(Items listed in a dataset)
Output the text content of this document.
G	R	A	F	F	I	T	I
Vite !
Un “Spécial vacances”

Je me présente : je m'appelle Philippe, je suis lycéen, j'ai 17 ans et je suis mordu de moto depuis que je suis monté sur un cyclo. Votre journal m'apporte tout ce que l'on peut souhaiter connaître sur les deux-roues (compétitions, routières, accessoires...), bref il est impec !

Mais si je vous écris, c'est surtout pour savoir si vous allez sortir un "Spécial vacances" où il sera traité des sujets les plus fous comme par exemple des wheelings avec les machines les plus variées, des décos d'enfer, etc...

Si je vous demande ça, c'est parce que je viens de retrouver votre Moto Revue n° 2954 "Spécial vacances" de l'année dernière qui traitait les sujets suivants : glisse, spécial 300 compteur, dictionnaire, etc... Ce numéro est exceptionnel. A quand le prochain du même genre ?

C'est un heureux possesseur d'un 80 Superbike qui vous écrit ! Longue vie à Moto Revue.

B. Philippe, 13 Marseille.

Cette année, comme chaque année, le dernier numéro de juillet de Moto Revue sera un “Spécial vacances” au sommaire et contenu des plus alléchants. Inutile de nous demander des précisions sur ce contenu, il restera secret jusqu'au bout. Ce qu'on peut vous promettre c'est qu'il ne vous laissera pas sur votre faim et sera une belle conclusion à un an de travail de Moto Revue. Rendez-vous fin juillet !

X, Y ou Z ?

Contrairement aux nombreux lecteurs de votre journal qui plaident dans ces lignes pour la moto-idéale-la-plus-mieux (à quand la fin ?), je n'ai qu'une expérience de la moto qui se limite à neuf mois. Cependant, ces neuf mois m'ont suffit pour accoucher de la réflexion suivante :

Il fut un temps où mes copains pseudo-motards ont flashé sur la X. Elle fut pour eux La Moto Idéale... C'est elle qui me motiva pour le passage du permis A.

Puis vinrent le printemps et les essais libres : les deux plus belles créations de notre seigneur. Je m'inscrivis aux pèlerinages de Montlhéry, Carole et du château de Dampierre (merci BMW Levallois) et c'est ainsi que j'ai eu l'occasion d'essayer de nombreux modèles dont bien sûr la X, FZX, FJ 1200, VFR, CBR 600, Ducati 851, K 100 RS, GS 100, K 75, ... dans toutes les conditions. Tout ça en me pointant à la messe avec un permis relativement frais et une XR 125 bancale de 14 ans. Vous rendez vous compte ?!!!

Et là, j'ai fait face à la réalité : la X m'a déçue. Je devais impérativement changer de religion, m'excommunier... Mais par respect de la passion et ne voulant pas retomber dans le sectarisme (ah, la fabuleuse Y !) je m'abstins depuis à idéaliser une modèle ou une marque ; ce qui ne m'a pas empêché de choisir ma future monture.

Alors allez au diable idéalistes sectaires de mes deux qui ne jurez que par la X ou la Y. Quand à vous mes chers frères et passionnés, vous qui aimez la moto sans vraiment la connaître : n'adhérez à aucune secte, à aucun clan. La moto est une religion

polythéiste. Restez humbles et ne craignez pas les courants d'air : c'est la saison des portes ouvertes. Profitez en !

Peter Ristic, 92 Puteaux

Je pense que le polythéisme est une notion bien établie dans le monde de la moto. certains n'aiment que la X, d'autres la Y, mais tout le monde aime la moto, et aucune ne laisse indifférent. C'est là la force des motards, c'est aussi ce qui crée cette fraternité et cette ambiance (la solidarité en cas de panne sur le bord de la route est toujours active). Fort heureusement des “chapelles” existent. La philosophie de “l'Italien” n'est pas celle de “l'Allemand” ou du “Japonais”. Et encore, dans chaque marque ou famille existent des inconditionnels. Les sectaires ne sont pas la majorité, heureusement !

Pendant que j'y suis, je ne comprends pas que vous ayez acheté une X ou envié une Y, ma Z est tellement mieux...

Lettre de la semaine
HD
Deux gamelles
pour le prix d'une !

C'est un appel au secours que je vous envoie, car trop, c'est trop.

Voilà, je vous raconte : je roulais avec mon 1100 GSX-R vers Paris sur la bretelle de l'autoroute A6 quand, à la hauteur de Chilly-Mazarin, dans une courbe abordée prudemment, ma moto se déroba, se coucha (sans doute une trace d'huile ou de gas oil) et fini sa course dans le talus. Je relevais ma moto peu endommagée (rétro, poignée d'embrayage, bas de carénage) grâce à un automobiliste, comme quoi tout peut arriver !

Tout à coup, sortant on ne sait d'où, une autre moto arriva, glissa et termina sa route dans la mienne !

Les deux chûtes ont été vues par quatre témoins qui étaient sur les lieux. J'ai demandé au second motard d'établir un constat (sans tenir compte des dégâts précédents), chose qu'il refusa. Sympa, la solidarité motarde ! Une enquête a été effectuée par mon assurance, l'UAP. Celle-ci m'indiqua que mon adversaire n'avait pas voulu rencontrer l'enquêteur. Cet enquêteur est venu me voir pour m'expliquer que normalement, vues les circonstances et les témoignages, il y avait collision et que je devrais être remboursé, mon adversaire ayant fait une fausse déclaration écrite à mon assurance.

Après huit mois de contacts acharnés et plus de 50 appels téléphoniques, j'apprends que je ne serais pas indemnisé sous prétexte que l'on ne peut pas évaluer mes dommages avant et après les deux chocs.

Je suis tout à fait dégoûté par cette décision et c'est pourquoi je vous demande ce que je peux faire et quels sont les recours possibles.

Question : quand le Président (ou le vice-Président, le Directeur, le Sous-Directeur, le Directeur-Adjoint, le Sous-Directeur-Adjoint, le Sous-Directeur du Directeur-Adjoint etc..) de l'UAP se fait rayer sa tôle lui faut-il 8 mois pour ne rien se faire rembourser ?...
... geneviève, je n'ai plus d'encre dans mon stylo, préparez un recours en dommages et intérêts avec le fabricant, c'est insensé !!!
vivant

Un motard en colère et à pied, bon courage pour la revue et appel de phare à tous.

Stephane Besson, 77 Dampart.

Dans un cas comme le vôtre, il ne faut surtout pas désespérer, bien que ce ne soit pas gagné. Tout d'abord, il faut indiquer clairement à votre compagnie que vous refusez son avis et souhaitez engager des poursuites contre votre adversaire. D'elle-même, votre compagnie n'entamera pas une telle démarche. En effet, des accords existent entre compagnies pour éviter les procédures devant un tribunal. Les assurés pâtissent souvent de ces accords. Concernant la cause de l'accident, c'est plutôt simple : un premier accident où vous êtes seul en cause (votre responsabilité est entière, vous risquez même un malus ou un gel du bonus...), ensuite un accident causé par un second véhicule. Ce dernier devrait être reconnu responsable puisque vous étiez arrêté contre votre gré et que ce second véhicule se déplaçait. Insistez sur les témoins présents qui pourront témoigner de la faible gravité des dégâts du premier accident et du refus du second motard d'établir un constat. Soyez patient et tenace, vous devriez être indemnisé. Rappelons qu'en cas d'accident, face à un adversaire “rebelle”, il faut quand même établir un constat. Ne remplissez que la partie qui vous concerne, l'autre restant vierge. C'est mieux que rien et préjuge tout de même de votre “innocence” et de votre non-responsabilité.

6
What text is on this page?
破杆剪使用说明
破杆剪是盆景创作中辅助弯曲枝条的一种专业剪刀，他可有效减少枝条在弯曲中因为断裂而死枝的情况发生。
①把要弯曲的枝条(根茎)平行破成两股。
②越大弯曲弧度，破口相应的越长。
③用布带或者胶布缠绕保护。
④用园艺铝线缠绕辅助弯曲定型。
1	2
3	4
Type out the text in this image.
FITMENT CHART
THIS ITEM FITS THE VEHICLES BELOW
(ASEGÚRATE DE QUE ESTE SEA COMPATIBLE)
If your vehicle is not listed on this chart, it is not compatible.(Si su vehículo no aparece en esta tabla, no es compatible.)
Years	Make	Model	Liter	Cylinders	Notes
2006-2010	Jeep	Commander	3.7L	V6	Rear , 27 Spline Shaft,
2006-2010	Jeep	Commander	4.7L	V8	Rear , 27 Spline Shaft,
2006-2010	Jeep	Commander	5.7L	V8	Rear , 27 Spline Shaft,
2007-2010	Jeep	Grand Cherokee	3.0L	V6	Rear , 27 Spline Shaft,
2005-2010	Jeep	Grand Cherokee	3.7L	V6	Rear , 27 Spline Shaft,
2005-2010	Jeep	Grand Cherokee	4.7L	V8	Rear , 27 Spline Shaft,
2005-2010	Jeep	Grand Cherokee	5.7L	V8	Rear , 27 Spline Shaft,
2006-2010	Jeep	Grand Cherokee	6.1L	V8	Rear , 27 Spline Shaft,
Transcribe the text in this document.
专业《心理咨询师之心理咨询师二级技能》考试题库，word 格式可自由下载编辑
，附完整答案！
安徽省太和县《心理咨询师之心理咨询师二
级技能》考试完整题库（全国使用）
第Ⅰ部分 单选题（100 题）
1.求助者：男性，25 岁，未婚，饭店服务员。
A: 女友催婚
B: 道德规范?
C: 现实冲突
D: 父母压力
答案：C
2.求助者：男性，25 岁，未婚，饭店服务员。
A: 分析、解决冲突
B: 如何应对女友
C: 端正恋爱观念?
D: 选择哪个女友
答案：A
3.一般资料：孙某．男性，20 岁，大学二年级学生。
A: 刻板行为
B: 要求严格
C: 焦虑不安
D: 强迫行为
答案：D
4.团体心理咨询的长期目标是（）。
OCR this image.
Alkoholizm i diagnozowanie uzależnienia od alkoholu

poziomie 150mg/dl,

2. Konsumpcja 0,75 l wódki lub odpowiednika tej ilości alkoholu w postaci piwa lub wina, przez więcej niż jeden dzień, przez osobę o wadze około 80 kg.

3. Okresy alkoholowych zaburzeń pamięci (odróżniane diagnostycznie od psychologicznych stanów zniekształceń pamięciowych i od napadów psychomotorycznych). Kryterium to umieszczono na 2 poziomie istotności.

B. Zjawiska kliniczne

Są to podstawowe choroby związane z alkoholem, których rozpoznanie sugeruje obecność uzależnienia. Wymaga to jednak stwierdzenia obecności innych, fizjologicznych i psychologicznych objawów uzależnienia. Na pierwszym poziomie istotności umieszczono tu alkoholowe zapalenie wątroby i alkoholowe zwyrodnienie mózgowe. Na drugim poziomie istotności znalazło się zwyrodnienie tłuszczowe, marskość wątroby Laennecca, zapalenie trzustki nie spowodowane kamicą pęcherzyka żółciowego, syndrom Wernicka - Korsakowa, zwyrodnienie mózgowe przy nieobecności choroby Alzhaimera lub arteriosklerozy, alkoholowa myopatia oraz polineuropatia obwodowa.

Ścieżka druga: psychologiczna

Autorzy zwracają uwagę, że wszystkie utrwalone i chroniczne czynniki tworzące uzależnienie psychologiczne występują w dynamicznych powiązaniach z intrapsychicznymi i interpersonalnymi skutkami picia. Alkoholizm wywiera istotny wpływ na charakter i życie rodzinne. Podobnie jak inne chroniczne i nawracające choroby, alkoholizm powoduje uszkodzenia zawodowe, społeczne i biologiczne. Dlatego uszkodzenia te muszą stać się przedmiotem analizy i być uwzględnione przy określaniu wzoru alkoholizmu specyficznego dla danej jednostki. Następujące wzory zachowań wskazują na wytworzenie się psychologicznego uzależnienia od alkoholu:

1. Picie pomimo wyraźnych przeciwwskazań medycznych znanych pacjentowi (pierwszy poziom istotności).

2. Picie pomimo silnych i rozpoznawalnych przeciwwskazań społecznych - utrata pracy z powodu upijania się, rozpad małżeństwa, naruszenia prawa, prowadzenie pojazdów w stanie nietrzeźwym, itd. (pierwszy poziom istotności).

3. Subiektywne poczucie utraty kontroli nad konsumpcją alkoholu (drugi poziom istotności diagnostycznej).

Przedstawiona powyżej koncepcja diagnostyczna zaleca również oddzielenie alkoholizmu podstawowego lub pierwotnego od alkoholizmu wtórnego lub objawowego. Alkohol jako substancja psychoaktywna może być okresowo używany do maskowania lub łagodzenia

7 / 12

## EXERCISE DETAILS
Copy every single line of the material above that holds "dommages".

## WORKED SOLUTION
Après huit mois de contacts acharnés et plus de 50 appels téléphoniques, j'apprends que je ne serais pas indemnisé sous prétexte que l'on ne peut pas évaluer mes dommages avant et après les deux chocs.
... geneviève, je n'ai plus d'encre dans mon stylo, préparez un recours en dommages et intérêts avec le fabricant, c'est insensé !!!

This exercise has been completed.